Locate the string "Beijing" in the records below. Copy every line where it occurs.

** begin **

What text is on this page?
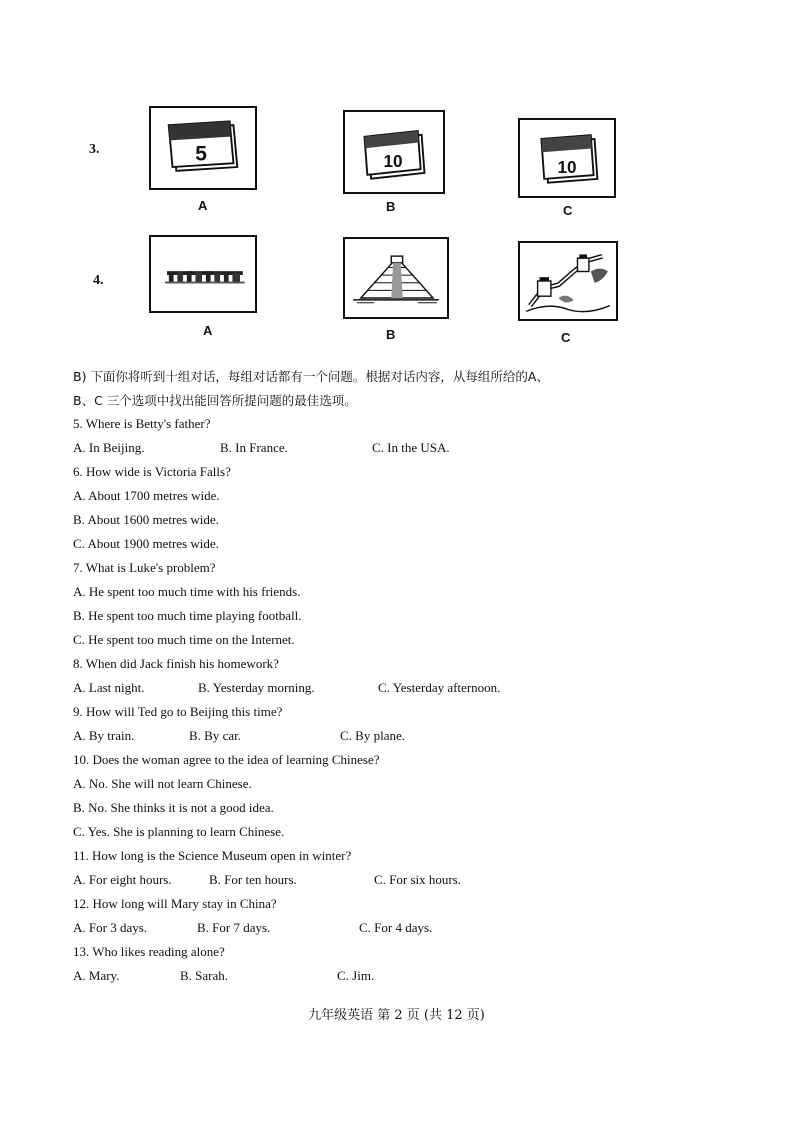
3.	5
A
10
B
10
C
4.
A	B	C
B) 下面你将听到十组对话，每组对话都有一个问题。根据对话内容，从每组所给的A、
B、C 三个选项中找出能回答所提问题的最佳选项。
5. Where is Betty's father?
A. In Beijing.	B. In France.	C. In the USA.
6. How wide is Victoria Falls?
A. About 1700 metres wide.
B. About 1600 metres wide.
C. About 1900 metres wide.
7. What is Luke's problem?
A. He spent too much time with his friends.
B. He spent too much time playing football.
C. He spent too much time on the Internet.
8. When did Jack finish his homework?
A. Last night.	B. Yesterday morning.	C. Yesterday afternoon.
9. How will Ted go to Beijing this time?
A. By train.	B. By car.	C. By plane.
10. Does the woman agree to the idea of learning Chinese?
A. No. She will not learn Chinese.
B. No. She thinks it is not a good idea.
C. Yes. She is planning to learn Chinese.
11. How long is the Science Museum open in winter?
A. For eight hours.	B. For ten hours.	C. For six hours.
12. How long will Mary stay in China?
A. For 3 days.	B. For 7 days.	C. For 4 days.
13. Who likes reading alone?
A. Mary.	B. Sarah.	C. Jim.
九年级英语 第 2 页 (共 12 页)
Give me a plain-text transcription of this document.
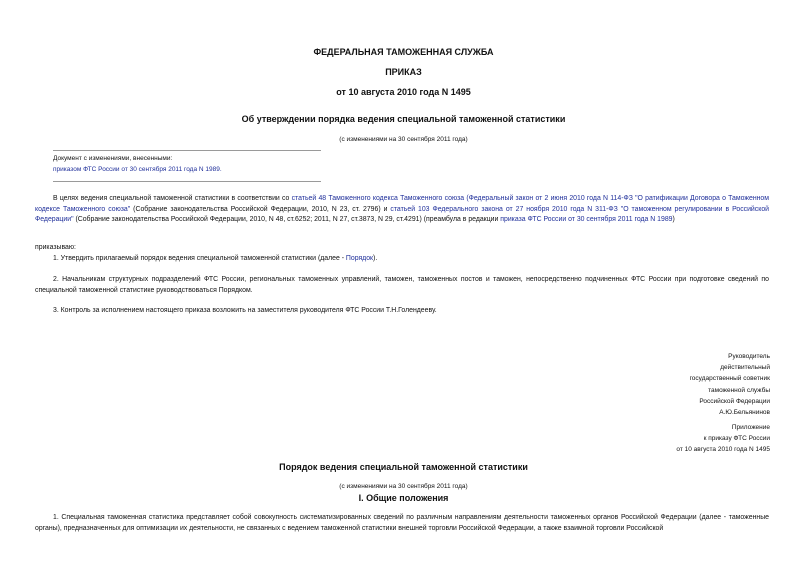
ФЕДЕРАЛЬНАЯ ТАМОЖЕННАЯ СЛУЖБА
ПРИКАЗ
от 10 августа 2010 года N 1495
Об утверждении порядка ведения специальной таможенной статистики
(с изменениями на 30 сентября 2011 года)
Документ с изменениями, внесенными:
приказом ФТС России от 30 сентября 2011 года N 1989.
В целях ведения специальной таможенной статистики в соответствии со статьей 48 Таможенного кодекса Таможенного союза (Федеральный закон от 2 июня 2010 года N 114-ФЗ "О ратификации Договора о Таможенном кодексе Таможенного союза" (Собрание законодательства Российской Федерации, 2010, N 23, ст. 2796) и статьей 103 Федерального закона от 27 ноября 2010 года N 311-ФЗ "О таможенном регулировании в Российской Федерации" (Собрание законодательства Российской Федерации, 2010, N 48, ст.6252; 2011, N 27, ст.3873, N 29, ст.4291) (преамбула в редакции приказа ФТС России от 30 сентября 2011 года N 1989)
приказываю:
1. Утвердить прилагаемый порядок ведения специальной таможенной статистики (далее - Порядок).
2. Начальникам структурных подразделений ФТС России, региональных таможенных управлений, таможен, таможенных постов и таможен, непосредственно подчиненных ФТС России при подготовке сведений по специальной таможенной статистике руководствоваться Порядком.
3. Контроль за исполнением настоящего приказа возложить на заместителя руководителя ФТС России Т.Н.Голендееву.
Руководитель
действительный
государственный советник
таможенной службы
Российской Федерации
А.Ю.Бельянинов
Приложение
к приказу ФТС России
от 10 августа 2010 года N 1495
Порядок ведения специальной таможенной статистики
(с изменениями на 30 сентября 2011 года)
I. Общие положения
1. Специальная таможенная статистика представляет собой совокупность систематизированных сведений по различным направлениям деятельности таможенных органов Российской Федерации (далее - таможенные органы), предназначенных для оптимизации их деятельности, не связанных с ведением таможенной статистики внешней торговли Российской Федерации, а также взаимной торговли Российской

** end **

§ **EXPECTED ANSWER**:
A. In Beijing.	B. In France.	C. In the USA.
9. How will Ted go to Beijing this time?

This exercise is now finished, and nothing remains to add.